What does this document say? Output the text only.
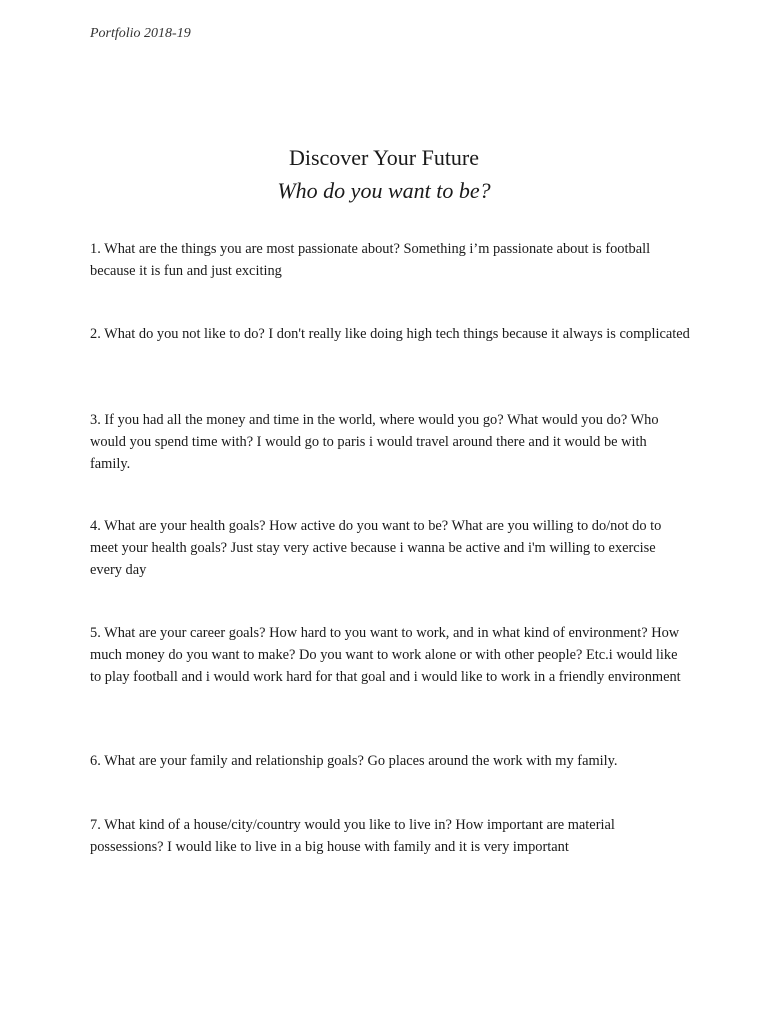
Portfolio 2018-19
Discover Your Future
Who do you want to be?
1. What are the things you are most passionate about? Something i’m passionate about is football because it is fun and just exciting
2. What do you not like to do? I don't really like doing high tech things because it always is complicated
3. If you had all the money and time in the world, where would you go? What would you do? Who would you spend time with? I would go to paris i would travel around there and it would be with family.
4. What are your health goals? How active do you want to be? What are you willing to do/not do to meet your health goals? Just stay very active because i wanna be active and i'm willing to exercise every day
5. What are your career goals? How hard to you want to work, and in what kind of environment? How much money do you want to make? Do you want to work alone or with other people? Etc.i would like to play football and i would work hard for that goal and i would like to work in a friendly environment
6. What are your family and relationship goals? Go places around the work with my family.
7. What kind of a house/city/country would you like to live in? How important are material possessions? I would like to live in a big house with family and it is very important
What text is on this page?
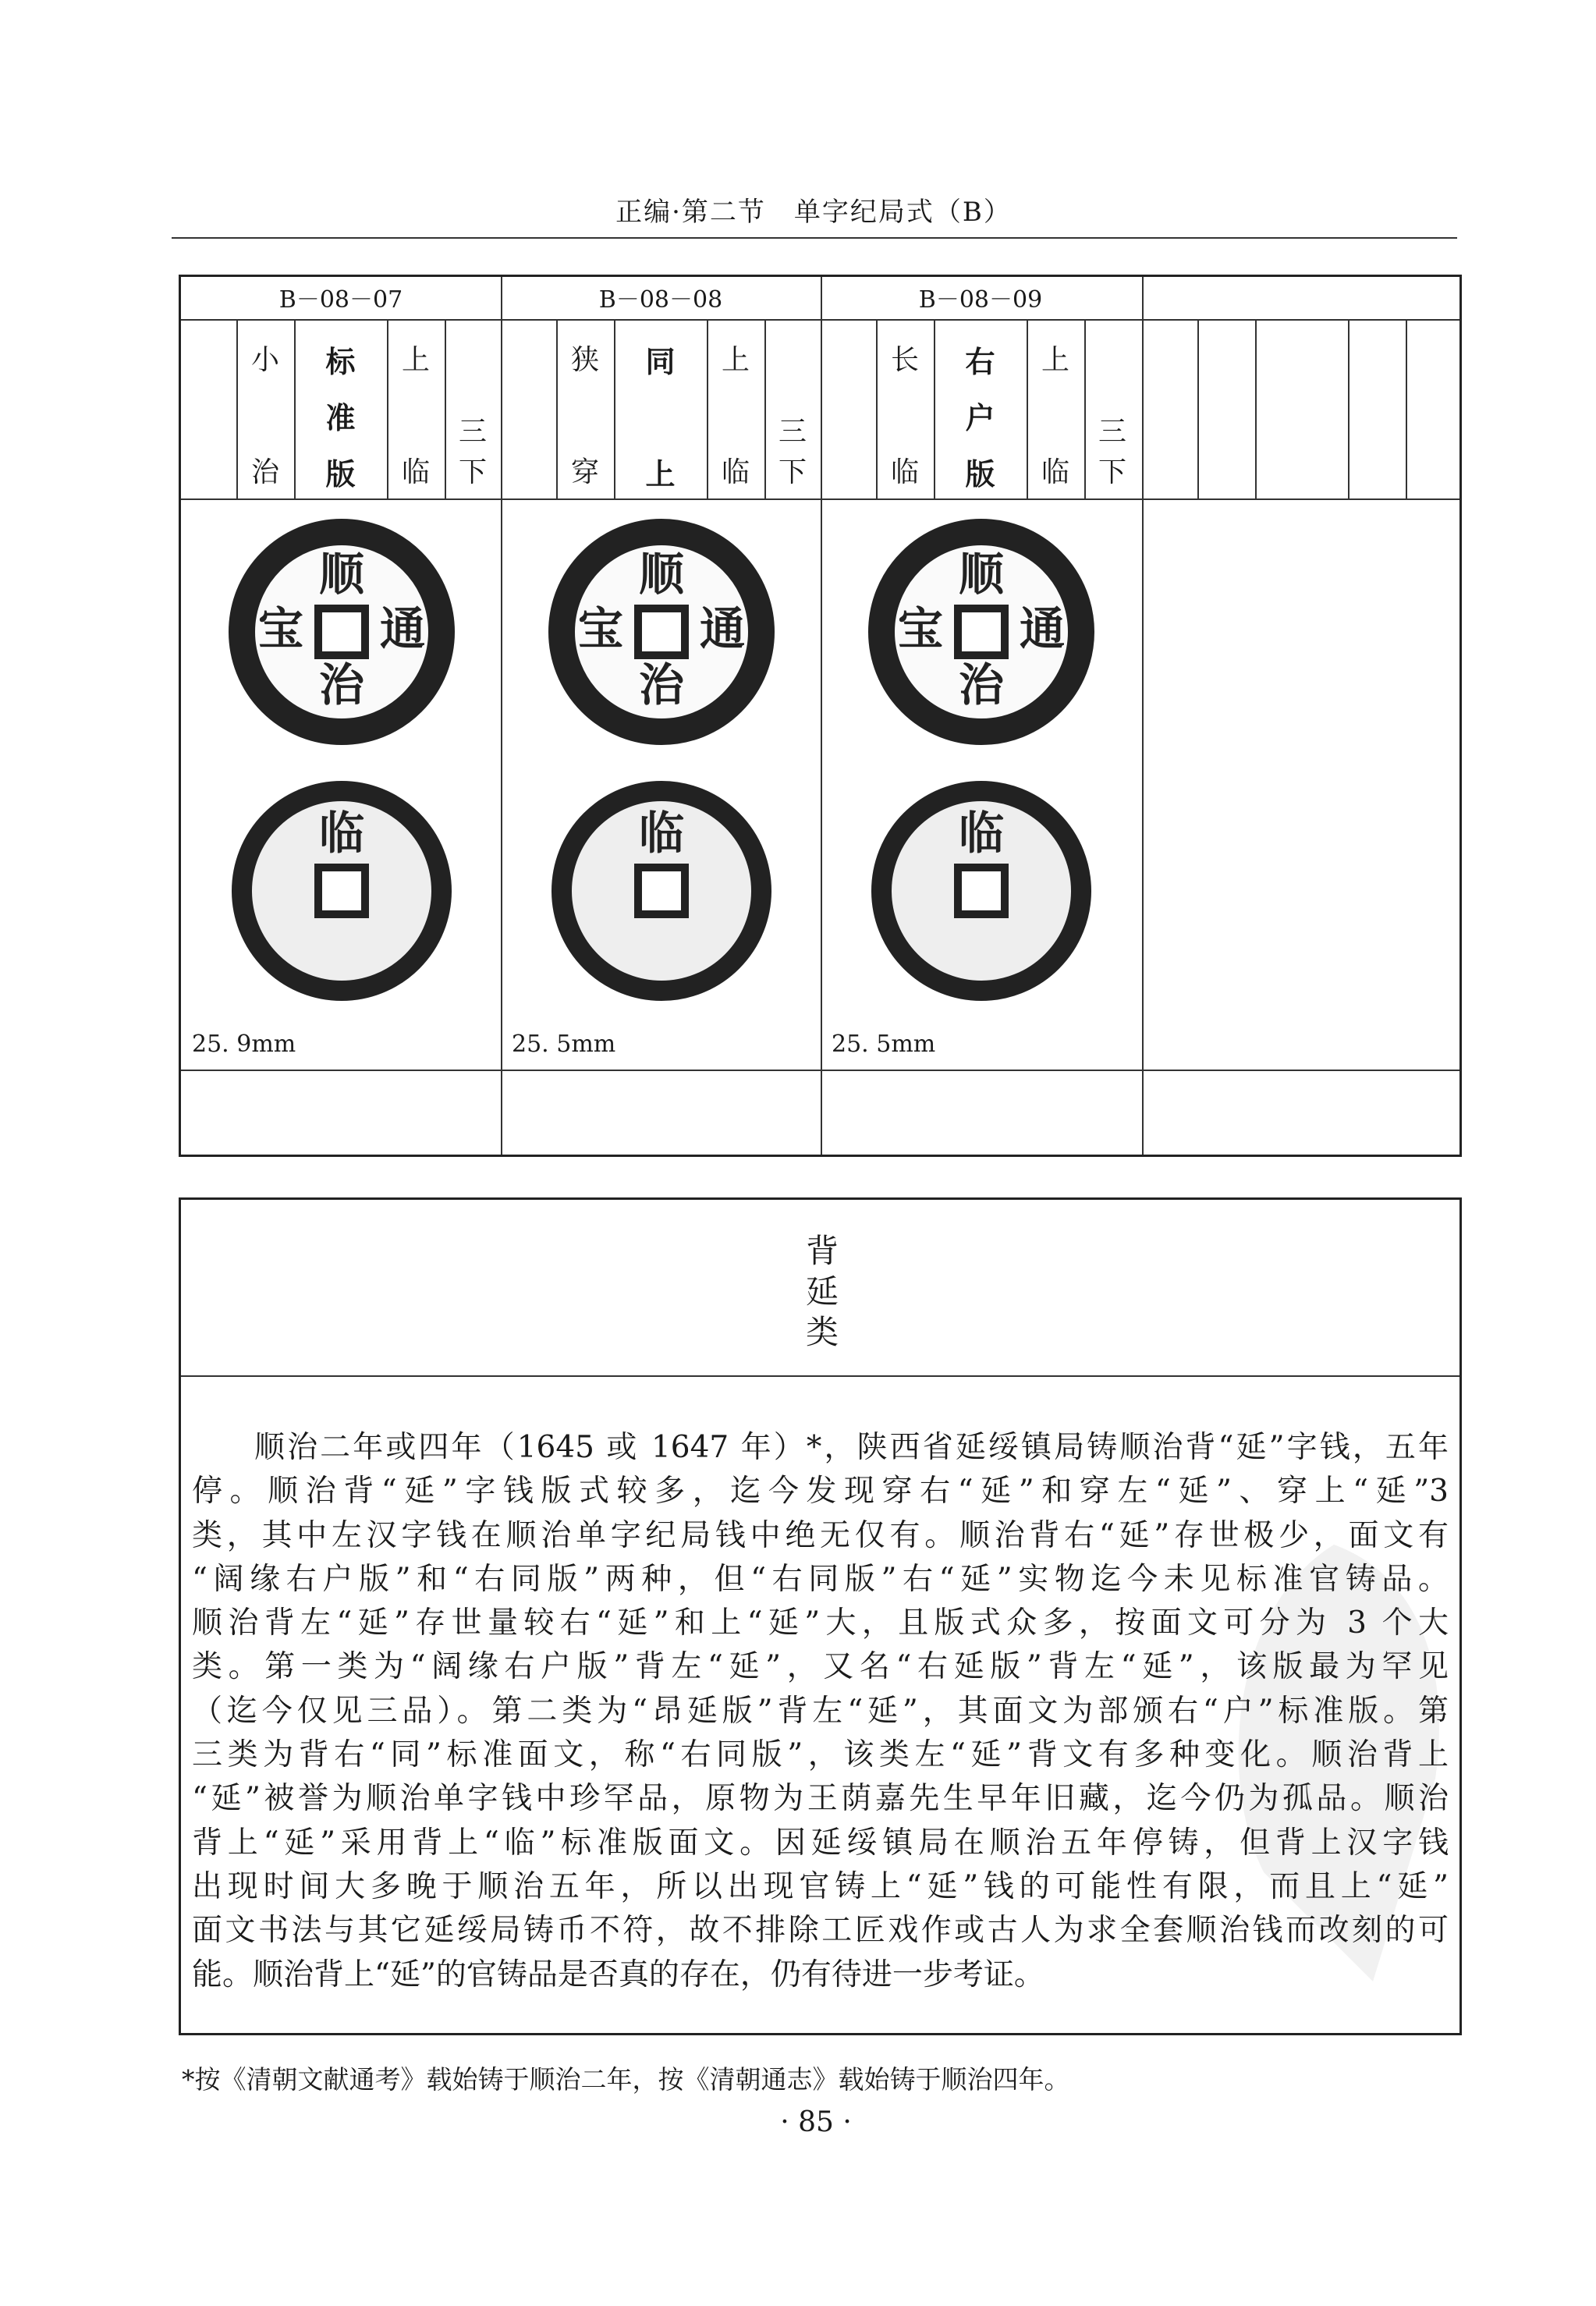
正编·第二节　单字纪局式（B）
B－08－07
小
治
标
准
版
上
临
三
下
25. 9mm
顺
治
通
宝
临
B－08－08
狭
穿
同
上
上
临
三
下
25. 5mm
顺
治
通
宝
临
B－08－09
长
临
右
户
版
上
临
三
下
25. 5mm
顺
治
通
宝
临
背
延
类
顺治二年或四年（1645 或 1647 年）*，陕西省延绥镇局铸顺治背“延”字钱，五年
停。顺治背“延”字钱版式较多，迄今发现穿右“延”和穿左“延”、穿上“延”3
类，其中左汉字钱在顺治单字纪局钱中绝无仅有。顺治背右“延”存世极少，面文有
“阔缘右户版”和“右同版”两种，但“右同版”右“延”实物迄今未见标准官铸品。
顺治背左“延”存世量较右“延”和上“延”大，且版式众多，按面文可分为 3 个大
类。第一类为“阔缘右户版”背左“延”，又名“右延版”背左“延”，该版最为罕见
（迄今仅见三品）。第二类为“昂延版”背左“延”，其面文为部颁右“户”标准版。第
三类为背右“同”标准面文，称“右同版”，该类左“延”背文有多种变化。顺治背上
“延”被誉为顺治单字钱中珍罕品，原物为王荫嘉先生早年旧藏，迄今仍为孤品。顺治
背上“延”采用背上“临”标准版面文。因延绥镇局在顺治五年停铸，但背上汉字钱
出现时间大多晚于顺治五年，所以出现官铸上“延”钱的可能性有限，而且上“延”
面文书法与其它延绥局铸币不符，故不排除工匠戏作或古人为求全套顺治钱而改刻的可
能。顺治背上“延”的官铸品是否真的存在，仍有待进一步考证。
*按《清朝文献通考》载始铸于顺治二年，按《清朝通志》载始铸于顺治四年。
· 85 ·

***

_What the exercise asks_:
From the entries above, collect every line with the string "things" in it.

_Answer for the task_:
1. What are the things you are most passionate about? Something i’m passionate about is football because it is fun and just exciting
2. What do you not like to do? I don't really like doing high tech things because it always is complicated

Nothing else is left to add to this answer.